Can you return, unchanged, the lines from the one that contains "Parse this screenshot: output" to the last line, with the pictures left out?

——————————

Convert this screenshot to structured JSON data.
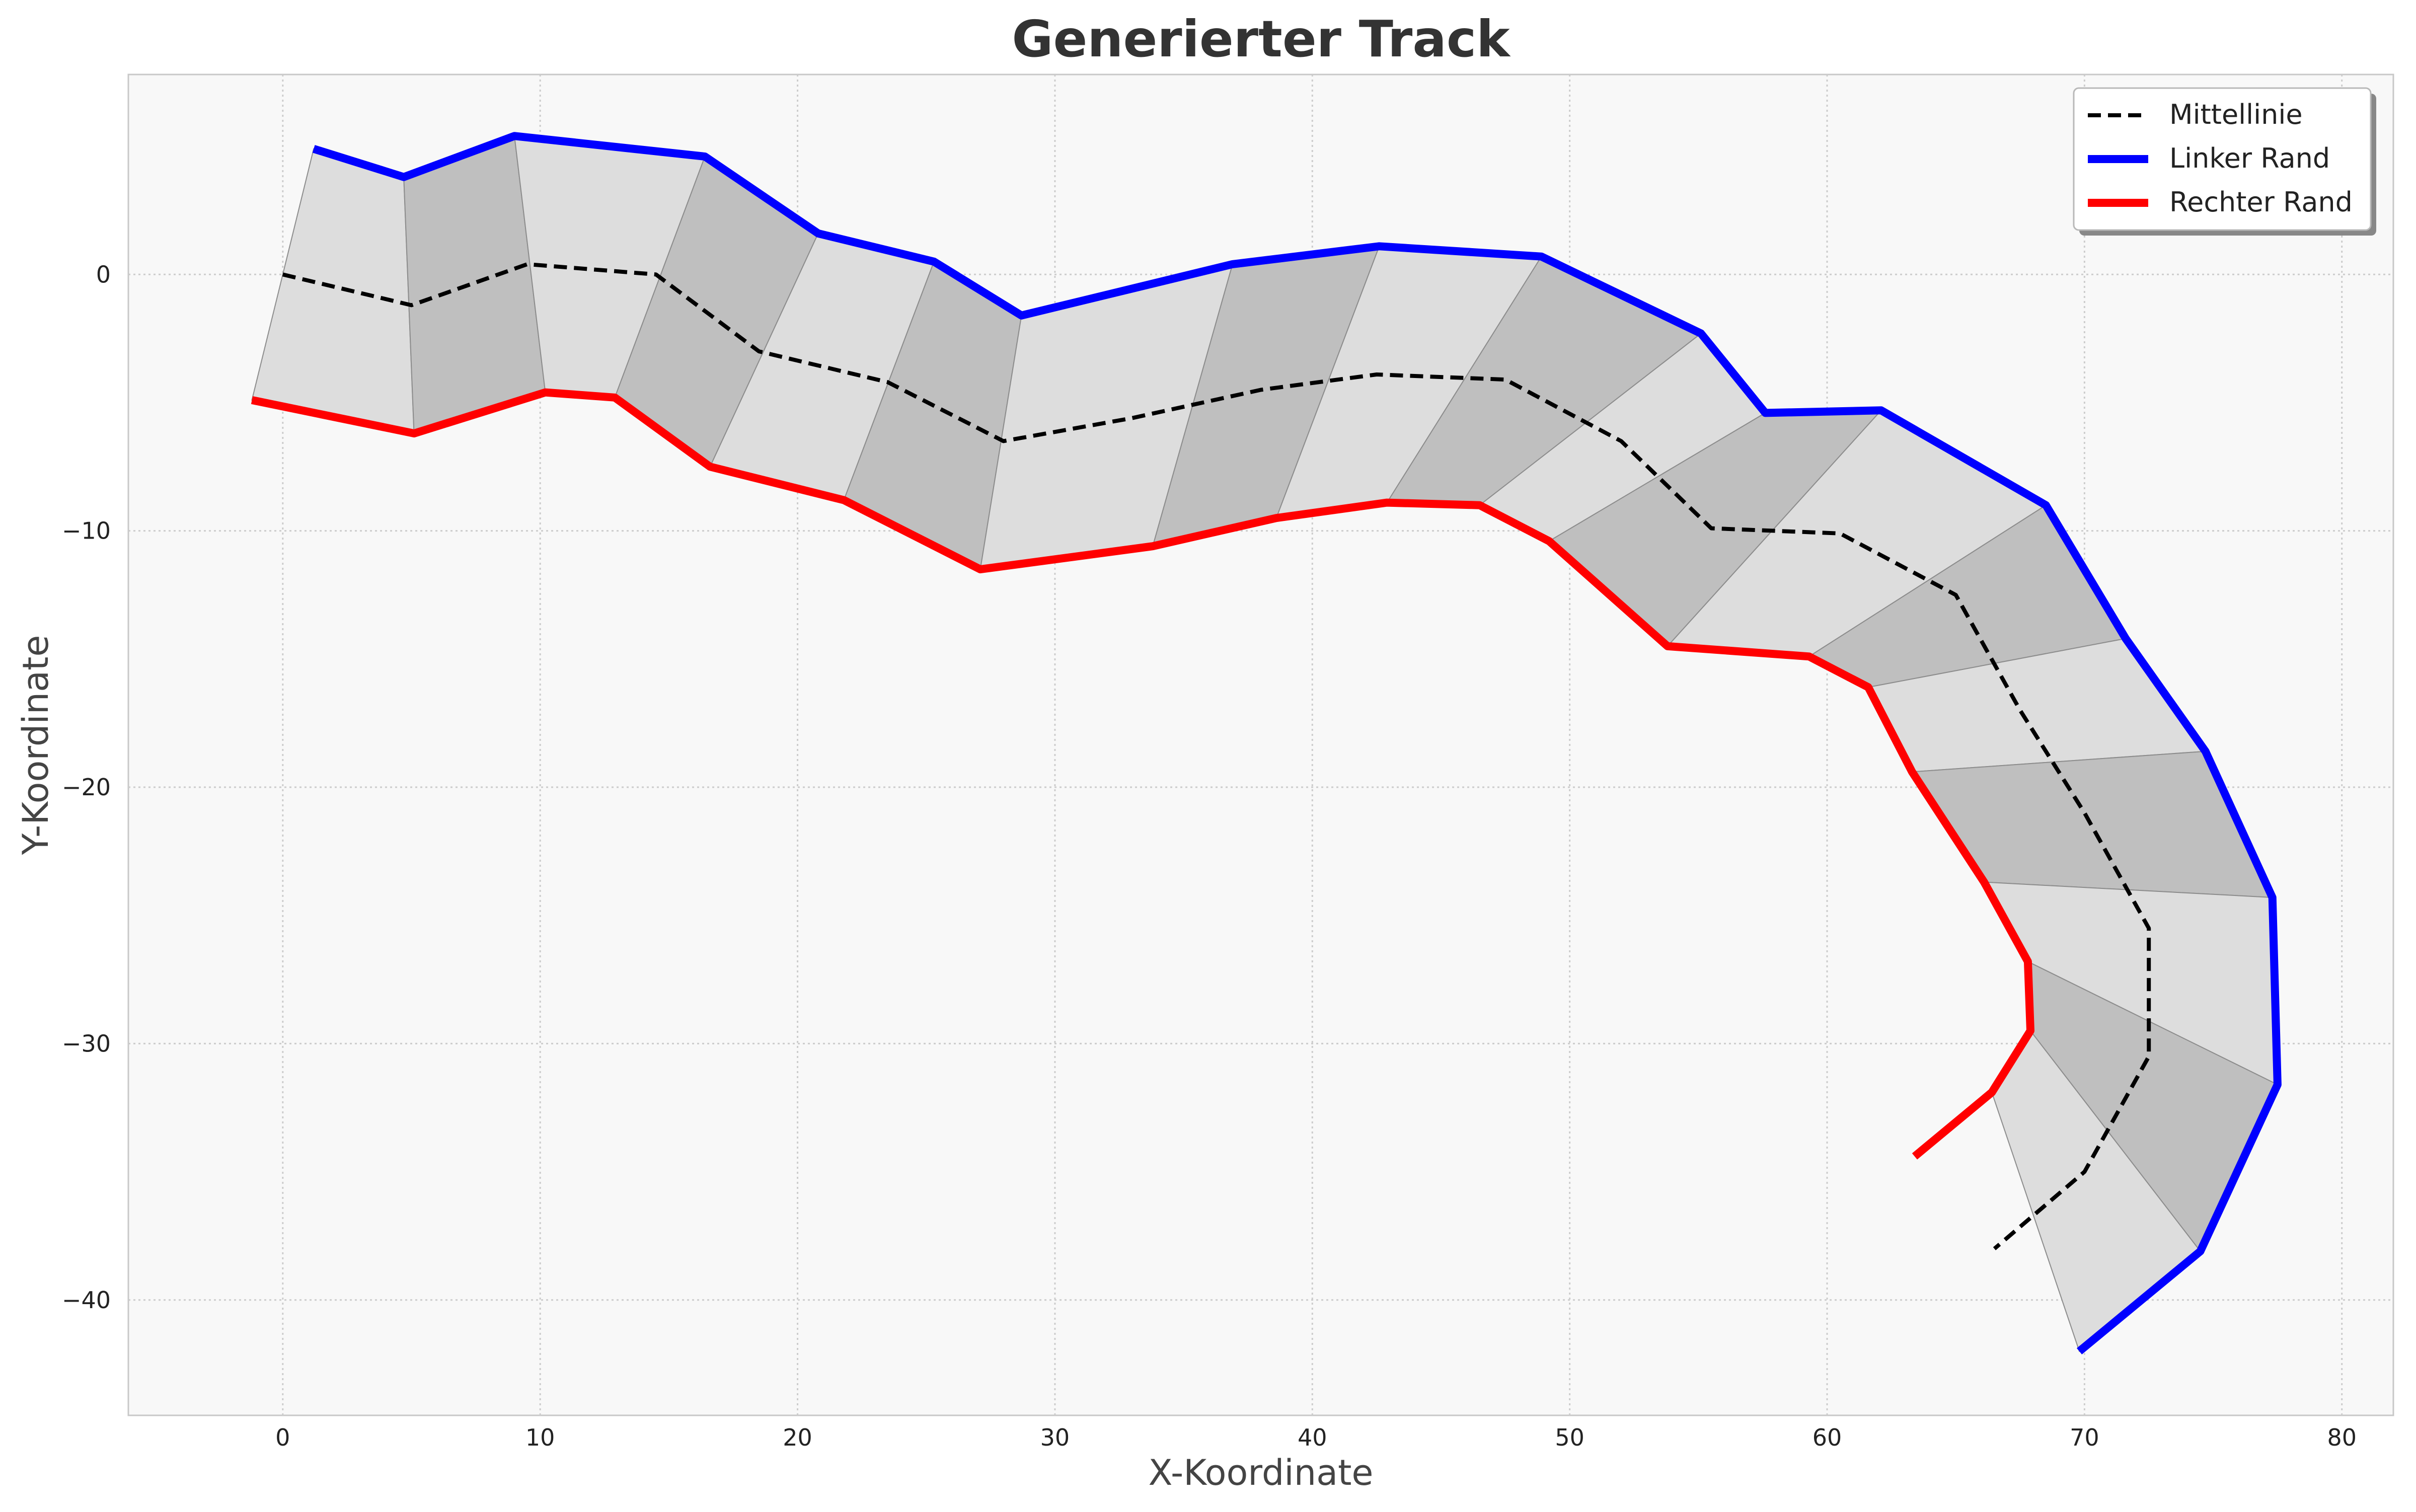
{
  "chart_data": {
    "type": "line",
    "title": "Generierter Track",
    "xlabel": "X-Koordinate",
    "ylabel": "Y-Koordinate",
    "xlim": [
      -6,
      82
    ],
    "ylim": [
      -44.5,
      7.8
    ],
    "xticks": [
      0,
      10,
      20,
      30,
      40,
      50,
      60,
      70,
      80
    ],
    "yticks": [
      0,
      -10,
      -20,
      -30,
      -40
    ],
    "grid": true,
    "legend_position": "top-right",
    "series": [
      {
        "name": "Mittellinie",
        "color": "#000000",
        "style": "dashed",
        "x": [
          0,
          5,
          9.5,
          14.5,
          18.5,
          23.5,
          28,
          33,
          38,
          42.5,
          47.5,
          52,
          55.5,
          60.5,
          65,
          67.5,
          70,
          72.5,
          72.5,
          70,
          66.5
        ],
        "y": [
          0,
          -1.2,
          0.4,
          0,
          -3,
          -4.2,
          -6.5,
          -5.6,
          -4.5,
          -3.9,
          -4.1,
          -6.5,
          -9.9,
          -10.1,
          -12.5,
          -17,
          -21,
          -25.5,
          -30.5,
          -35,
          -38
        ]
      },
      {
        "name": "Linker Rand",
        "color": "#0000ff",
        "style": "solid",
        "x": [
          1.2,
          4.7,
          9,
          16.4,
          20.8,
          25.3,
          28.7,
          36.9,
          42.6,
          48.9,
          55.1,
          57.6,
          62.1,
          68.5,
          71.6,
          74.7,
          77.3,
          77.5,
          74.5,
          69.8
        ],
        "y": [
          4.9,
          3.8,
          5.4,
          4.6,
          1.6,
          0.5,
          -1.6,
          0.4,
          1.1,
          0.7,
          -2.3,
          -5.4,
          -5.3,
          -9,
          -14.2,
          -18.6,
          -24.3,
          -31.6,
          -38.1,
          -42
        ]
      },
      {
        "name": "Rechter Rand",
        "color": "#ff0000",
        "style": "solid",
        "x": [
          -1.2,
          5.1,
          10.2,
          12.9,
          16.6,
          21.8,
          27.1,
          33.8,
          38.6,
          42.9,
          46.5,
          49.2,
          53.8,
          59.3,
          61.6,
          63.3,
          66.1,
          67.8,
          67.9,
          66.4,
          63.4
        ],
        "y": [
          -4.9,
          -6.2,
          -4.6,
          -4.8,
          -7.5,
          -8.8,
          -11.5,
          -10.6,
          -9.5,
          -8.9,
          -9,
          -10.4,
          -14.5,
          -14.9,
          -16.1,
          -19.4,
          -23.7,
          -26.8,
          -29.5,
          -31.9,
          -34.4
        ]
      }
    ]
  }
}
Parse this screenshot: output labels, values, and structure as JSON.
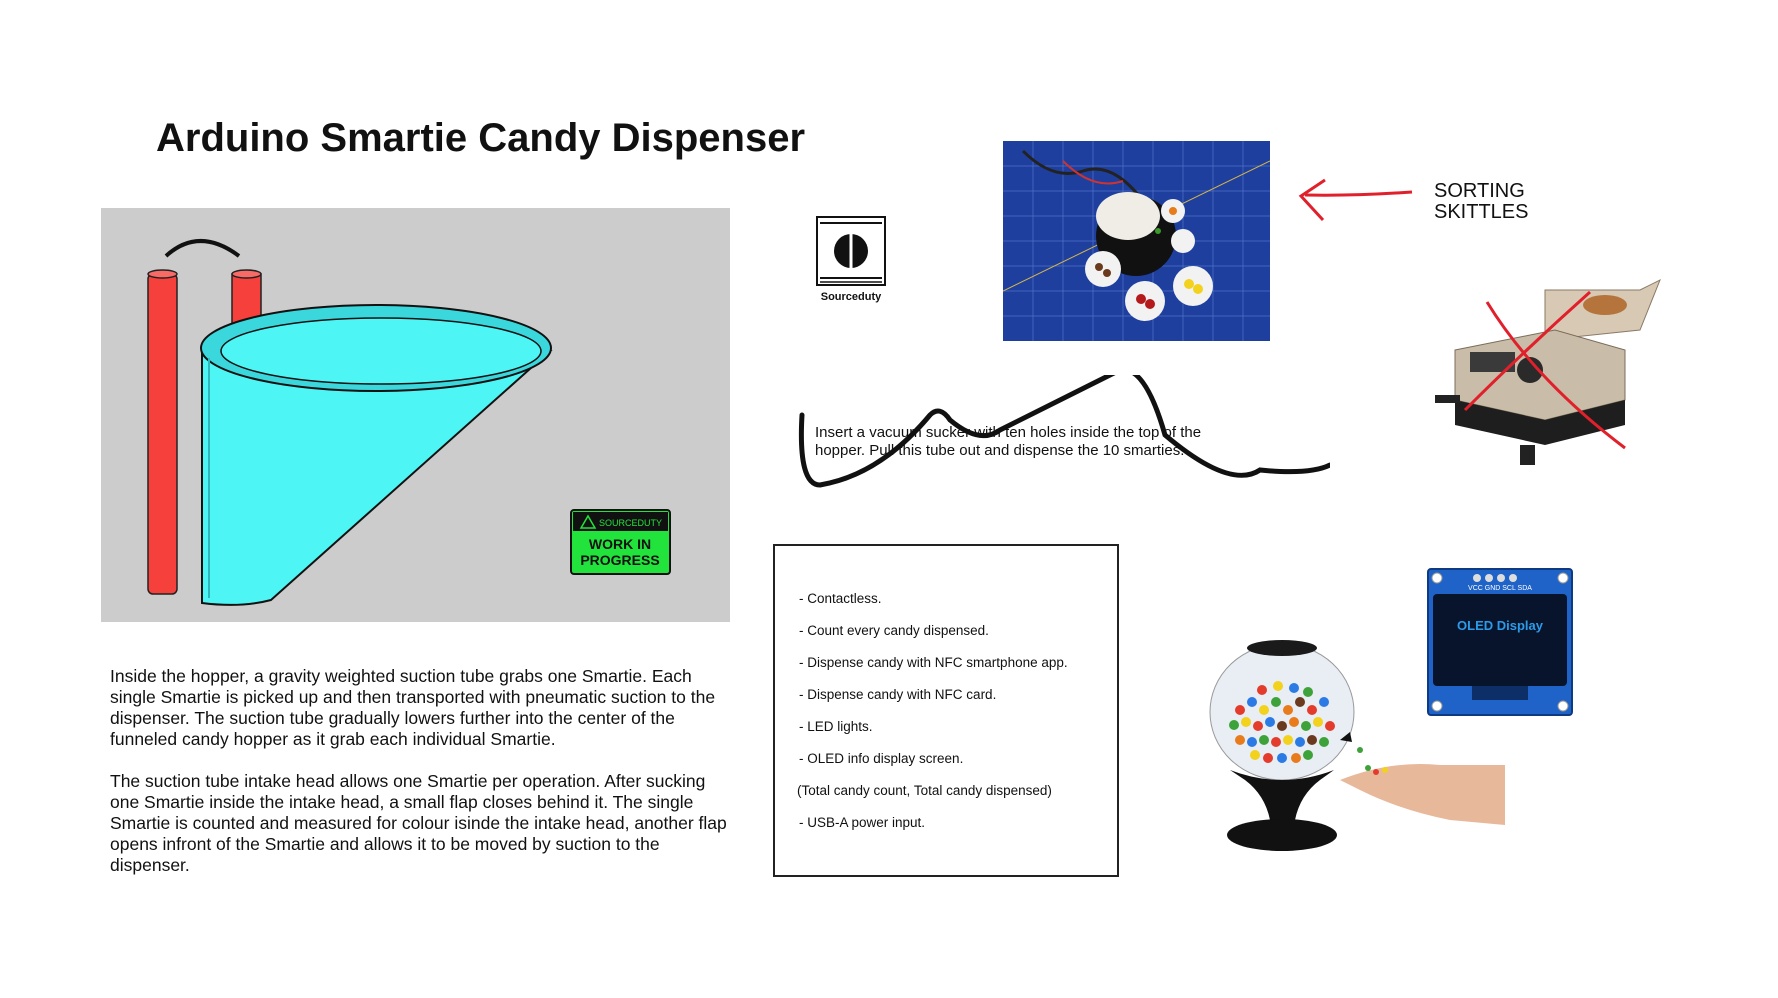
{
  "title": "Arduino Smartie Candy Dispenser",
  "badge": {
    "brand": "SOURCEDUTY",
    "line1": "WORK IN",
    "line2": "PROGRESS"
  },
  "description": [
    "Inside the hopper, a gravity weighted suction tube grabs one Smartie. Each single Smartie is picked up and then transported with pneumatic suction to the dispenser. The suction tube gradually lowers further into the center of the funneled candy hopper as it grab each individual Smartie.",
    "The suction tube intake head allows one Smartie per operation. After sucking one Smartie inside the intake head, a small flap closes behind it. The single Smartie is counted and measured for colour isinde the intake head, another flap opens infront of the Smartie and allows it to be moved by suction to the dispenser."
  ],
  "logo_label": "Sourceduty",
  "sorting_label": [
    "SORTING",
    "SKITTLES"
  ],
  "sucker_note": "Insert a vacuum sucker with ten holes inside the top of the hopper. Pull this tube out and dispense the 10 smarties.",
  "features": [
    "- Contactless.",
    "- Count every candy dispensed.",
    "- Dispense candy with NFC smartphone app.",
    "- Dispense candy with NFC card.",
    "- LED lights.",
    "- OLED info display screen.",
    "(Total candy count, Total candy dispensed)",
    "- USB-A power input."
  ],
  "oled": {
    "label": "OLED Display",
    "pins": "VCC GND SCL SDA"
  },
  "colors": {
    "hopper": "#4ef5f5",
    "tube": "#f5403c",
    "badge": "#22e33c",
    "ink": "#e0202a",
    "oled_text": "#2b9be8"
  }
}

——————————

• **OUTPUT FOR THIS EXERCISE**:
Parse this screenshot: output labels, values, and structure as JSON.
{
  "title": "Arduino Smartie Candy Dispenser",
  "badge": {
    "brand": "SOURCEDUTY",
    "line1": "WORK IN",
    "line2": "PROGRESS"
  },
  "description": [
    "Inside the hopper, a gravity weighted suction tube grabs one Smartie. Each single Smartie is picked up and then transported with pneumatic suction to the dispenser. The suction tube gradually lowers further into the center of the funneled candy hopper as it grab each individual Smartie.",
    "The suction tube intake head allows one Smartie per operation. After sucking one Smartie inside the intake head, a small flap closes behind it. The single Smartie is counted and measured for colour isinde the intake head, another flap opens infront of the Smartie and allows it to be moved by suction to the dispenser."
  ],
  "logo_label": "Sourceduty",
  "sorting_label": [
    "SORTING",
    "SKITTLES"
  ],
  "sucker_note": "Insert a vacuum sucker with ten holes inside the top of the hopper. Pull this tube out and dispense the 10 smarties.",
  "features": [
    "- Contactless.",
    "- Count every candy dispensed.",
    "- Dispense candy with NFC smartphone app.",
    "- Dispense candy with NFC card.",
    "- LED lights.",
    "- OLED info display screen.",
    "(Total candy count, Total candy dispensed)",
    "- USB-A power input."
  ],
  "oled": {
    "label": "OLED Display",
    "pins": "VCC GND SCL SDA"
  },
  "colors": {
    "hopper": "#4ef5f5",
    "tube": "#f5403c",
    "badge": "#22e33c",
    "ink": "#e0202a",
    "oled_text": "#2b9be8"
  }
}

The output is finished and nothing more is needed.